___ DATA ENTRIES

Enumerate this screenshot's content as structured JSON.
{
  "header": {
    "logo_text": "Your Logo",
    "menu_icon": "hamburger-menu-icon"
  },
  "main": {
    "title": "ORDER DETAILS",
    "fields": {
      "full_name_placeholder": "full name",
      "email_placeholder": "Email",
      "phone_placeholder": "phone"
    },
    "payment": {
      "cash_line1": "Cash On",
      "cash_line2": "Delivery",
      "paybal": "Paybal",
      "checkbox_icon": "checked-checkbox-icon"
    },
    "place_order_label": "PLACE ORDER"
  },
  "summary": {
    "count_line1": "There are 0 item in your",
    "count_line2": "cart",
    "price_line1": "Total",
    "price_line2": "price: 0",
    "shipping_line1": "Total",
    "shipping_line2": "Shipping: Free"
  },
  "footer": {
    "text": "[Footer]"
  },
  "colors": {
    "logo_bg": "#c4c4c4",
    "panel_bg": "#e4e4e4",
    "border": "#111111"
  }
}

______

**PROMPT**
Type out the entries again, word for word.

**ANSWER TO THIS PROBLEM**
Enumerate this screenshot's content as structured JSON.
{
  "header": {
    "logo_text": "Your Logo",
    "menu_icon": "hamburger-menu-icon"
  },
  "main": {
    "title": "ORDER DETAILS",
    "fields": {
      "full_name_placeholder": "full name",
      "email_placeholder": "Email",
      "phone_placeholder": "phone"
    },
    "payment": {
      "cash_line1": "Cash On",
      "cash_line2": "Delivery",
      "paybal": "Paybal",
      "checkbox_icon": "checked-checkbox-icon"
    },
    "place_order_label": "PLACE ORDER"
  },
  "summary": {
    "count_line1": "There are 0 item in your",
    "count_line2": "cart",
    "price_line1": "Total",
    "price_line2": "price: 0",
    "shipping_line1": "Total",
    "shipping_line2": "Shipping: Free"
  },
  "footer": {
    "text": "[Footer]"
  },
  "colors": {
    "logo_bg": "#c4c4c4",
    "panel_bg": "#e4e4e4",
    "border": "#111111"
  }
}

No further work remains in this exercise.